= EXCERPT PROVIDED =

::::

Monday, November 17, 2014

DB's Song of the Day (day 321): "THE WRECK OF THE EDMUND FITZGERALD" (1976) Gordon Lightfoot



Gordon Lightfoot, today’s birthday boy, is 76 years old. One of his biggest hits was today’s song, released in 1976 to commemorate the sinking of the biggest freighter so far sunk in the U.S.’s biggest lake, Lake Superior, on November 10, 1975. The song appeared on Summertime Dream, a very good album released in August, 1976, but the single of today’s song stuck at #2 on the Billboard chart for two weeks in November, 1976. So, this is a November song all the way, with that great line “and the iron boats go, as the mariners all know, with the gales of November remembered.”

Ah, yes, the gales of November. If you’re a landlubber, they can be bad enough. But if you trust to the waves in this month, then that “legend [that] lives on from the Chippewa on down / Of the big lake they call Gitche Gumee” might give you pause: “The lake, it is said, never gives up her dead / When the skies of November turn gloomy.”

The SS Edmund Fitzgerald sank much as Lightfoot narrates it did, in this, his best song. It tells the story in a gripping manner that marries a certain amount of news-account fact (Lightfoot was inspired to write the song from an account of the disaster he read in Newsweek) with great folkloric coloring. Together, the feel of actual event coupled with emblematic event is irresistible. On the level of accuracy, there are some changes made for poetic effect—the ship was bound for Detroit, not Cleveland, when it sank (Cleveland was its ultimate destination after its delivery of iron pellets in Detroit), but Cleveland rhymes better than Detroit with “Could it be the North Wind they’d been feelin’”?  (Though, of course, Lightfoot mentions Detroit as well, as the place where a funeral event takes place.)

::::

= RECORDS FOR THE EXERCISE =
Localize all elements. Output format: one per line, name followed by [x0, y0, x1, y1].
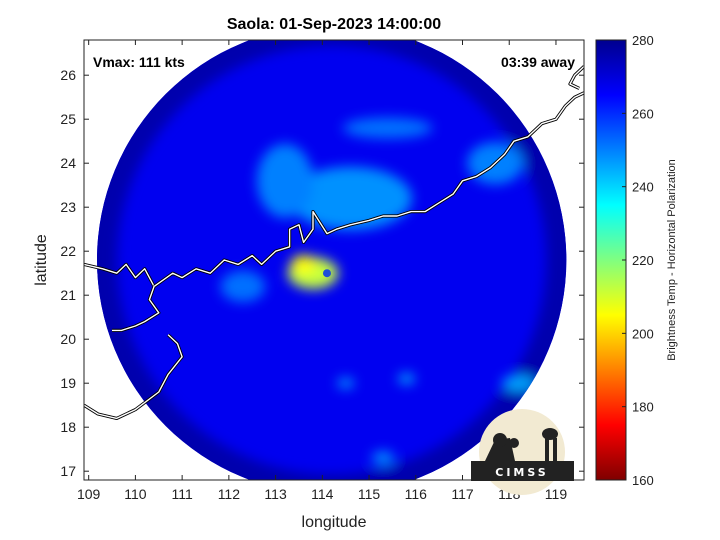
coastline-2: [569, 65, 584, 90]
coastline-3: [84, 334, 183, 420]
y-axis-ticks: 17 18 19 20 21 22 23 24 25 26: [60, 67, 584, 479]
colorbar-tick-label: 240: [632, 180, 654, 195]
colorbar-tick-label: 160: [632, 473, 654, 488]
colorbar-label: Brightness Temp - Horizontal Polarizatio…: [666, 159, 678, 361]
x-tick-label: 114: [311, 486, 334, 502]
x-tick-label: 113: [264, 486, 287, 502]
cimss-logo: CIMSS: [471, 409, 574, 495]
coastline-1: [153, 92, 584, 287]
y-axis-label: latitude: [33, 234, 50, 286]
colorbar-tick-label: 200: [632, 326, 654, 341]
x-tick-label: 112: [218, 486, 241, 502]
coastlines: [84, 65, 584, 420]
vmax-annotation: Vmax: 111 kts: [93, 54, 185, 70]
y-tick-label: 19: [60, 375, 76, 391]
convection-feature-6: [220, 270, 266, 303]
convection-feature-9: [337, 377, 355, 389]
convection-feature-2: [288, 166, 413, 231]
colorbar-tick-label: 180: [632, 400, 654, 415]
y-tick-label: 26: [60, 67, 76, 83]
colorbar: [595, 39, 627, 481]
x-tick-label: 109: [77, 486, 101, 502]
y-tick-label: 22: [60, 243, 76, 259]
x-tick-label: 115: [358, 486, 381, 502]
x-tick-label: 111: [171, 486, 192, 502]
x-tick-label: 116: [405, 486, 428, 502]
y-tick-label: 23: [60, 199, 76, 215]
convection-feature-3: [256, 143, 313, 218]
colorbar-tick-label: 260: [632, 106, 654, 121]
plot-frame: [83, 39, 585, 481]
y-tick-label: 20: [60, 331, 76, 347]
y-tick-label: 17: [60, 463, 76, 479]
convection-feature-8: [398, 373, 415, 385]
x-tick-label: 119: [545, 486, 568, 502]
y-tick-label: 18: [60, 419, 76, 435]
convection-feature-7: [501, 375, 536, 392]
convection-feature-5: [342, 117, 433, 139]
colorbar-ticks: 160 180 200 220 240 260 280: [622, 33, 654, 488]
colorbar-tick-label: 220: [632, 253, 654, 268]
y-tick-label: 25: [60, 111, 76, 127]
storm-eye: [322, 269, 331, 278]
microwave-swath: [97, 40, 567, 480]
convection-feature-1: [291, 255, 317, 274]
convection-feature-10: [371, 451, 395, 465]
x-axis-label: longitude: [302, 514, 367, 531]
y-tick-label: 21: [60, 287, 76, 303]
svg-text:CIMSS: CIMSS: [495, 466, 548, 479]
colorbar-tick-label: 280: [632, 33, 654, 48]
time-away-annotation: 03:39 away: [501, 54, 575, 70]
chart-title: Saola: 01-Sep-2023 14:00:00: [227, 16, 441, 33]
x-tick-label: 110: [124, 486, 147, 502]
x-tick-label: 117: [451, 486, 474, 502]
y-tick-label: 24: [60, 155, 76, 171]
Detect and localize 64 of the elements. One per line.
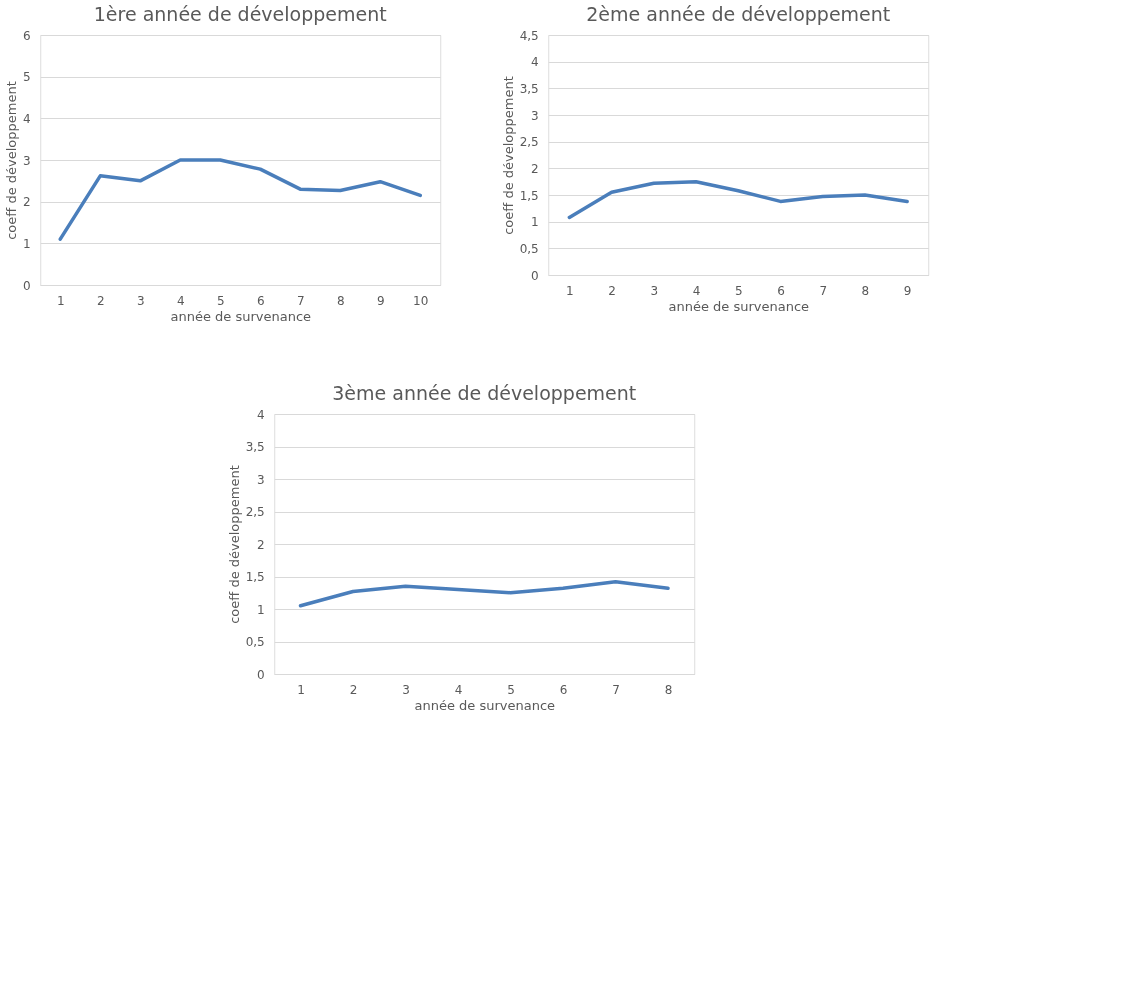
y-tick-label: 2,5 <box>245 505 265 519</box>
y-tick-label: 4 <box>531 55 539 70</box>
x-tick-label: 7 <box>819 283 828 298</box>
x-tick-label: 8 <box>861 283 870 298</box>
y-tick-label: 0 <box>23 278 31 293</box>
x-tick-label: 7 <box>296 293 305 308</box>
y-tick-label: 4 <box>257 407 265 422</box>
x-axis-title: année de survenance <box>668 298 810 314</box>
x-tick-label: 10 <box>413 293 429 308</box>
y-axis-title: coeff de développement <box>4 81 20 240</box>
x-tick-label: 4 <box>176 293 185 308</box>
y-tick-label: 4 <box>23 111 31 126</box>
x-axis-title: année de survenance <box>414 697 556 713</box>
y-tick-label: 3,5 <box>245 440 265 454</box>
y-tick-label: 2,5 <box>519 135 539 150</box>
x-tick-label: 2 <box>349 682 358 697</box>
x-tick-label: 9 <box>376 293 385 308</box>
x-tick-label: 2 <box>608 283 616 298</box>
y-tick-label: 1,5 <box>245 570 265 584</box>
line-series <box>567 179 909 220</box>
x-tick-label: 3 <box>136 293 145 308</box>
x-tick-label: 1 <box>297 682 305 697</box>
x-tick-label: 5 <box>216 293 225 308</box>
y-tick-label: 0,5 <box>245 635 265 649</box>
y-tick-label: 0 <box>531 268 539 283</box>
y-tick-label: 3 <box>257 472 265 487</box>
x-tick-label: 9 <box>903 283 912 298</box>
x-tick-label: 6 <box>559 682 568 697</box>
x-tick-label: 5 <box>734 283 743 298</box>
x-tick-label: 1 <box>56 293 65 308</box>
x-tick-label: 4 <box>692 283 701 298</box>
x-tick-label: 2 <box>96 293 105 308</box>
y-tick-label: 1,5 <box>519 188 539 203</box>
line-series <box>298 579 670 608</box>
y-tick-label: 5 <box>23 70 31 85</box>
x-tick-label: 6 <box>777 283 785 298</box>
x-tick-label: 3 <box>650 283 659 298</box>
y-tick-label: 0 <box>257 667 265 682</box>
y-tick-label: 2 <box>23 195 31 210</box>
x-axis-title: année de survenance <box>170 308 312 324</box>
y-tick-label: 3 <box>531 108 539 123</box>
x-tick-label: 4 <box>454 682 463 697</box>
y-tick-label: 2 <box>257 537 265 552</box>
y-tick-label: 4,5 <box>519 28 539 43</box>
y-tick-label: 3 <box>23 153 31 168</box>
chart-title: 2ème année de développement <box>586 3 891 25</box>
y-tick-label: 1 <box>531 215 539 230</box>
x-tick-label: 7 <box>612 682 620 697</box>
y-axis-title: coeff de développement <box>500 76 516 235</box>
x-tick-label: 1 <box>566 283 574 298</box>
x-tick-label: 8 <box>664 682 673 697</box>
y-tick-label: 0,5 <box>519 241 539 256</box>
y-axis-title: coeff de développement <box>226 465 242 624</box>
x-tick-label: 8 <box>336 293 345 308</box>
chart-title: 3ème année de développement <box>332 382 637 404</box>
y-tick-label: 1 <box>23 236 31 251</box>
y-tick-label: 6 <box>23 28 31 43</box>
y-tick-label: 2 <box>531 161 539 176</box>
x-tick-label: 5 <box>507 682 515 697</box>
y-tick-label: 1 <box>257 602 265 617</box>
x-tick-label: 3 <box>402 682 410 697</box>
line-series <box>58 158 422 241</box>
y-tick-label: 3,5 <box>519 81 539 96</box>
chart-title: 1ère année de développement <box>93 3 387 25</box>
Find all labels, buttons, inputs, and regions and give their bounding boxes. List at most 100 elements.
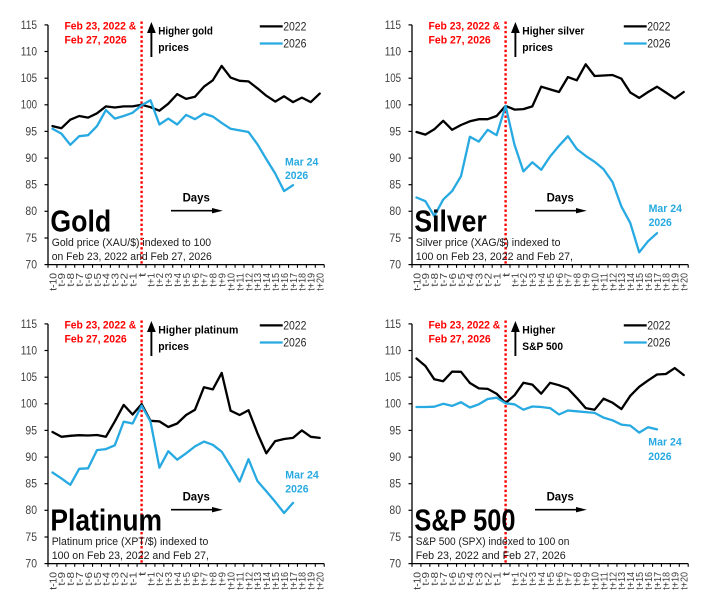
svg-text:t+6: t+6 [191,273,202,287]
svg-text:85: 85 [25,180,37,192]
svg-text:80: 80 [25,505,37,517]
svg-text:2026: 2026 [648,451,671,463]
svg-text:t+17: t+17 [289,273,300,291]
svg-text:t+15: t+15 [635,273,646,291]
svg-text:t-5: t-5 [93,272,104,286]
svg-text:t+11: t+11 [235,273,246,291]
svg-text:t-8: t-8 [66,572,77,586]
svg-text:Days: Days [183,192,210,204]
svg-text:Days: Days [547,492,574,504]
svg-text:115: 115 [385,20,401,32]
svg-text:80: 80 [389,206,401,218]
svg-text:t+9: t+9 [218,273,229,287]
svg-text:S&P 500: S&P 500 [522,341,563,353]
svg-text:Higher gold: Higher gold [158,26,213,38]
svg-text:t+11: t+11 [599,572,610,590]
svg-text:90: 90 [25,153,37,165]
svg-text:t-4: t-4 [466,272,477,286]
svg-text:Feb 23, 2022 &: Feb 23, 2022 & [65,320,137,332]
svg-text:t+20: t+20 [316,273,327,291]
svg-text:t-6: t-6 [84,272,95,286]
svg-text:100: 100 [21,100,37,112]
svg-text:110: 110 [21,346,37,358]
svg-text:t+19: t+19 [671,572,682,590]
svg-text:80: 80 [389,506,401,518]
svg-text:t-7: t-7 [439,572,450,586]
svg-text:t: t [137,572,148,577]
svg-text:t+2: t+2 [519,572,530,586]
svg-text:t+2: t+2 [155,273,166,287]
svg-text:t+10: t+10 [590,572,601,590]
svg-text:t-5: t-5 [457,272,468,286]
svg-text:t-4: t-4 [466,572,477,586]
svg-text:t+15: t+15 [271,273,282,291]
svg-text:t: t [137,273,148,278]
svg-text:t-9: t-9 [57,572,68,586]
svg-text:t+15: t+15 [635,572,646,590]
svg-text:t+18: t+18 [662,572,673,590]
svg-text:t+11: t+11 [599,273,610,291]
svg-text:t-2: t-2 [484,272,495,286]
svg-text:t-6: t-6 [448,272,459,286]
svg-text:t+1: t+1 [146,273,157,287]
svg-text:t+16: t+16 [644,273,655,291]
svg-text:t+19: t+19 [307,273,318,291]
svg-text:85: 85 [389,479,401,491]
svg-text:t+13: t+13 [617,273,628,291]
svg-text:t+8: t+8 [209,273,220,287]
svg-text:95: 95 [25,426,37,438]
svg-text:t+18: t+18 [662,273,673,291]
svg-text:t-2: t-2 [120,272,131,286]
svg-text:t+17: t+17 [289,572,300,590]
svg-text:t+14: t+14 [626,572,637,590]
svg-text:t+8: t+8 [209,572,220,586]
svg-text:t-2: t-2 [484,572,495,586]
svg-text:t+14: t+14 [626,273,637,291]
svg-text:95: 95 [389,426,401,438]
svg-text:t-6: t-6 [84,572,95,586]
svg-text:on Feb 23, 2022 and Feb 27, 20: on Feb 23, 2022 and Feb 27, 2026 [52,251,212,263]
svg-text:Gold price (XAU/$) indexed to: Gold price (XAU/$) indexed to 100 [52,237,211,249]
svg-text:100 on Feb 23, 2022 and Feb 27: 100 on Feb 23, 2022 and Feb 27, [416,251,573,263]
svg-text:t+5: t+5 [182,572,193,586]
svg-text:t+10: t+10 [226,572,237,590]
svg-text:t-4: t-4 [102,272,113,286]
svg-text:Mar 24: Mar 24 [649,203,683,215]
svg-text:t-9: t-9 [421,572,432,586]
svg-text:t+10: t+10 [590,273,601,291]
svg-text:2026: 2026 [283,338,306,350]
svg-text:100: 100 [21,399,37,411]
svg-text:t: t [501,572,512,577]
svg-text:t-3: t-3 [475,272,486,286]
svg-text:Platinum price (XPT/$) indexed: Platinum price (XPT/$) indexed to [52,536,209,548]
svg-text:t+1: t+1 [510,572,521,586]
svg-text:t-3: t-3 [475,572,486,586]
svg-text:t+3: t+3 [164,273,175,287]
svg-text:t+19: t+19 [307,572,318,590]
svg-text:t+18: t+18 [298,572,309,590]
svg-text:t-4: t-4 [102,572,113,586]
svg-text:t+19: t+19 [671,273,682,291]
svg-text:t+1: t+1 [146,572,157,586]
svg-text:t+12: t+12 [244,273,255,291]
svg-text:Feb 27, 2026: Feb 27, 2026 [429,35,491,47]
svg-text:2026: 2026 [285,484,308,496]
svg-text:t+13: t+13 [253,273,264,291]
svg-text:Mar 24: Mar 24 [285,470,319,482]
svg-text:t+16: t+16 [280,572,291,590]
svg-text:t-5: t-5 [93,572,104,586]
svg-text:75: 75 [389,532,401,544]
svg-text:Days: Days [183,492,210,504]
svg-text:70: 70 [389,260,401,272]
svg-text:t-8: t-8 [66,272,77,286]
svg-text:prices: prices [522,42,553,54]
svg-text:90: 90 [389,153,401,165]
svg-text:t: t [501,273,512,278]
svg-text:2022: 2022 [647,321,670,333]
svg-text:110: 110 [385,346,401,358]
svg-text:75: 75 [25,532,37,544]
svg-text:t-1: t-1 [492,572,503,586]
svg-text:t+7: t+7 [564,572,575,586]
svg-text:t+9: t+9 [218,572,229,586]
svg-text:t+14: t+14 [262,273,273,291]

::::

= TASK INSTRUCTIONS =
a) In the song-of-the-day post, what peak position did the single reach on the Billboard chart?
b) Report how many lines of the listing contain the string "title", with case counting. Give only the number.

= ANSWER LIST =
a) It reached #2 and stayed there for two weeks in November 1976.

b) 10